### What is needed:
The listing below is the input. Say how many of its lines contain "correu", giving the number alone.

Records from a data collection
--- Begin ---

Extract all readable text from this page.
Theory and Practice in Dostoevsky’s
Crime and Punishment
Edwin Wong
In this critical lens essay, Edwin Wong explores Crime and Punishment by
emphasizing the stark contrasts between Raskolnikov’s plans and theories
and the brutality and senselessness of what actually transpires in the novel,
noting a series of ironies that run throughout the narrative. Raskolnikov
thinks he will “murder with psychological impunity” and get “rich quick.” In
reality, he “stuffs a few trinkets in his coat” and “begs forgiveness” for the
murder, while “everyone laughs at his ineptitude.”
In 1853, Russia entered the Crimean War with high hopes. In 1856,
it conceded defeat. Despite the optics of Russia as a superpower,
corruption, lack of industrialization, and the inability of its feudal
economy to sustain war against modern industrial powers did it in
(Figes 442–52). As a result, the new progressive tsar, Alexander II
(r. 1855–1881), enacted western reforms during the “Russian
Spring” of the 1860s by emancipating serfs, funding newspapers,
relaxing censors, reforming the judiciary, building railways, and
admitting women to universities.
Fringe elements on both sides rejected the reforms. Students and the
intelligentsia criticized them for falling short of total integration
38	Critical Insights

--- End ---
--- Begin ---

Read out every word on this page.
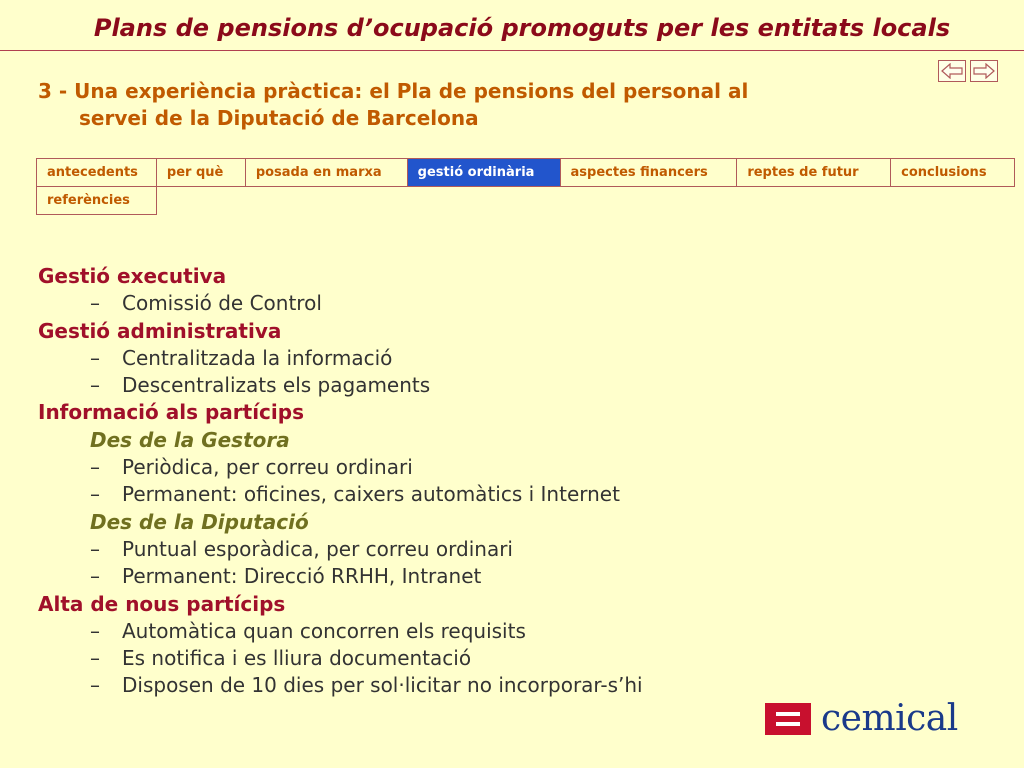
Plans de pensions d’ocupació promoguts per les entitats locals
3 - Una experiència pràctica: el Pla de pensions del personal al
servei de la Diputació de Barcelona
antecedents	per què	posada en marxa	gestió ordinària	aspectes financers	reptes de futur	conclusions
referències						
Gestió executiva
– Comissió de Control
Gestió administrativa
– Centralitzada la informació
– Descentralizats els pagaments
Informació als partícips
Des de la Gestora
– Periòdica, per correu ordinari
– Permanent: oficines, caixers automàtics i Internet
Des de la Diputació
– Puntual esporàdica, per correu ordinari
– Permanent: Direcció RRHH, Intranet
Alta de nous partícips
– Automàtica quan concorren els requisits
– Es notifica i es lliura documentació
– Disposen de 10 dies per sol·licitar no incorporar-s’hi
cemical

--- End ---

### Result of the exercise:
2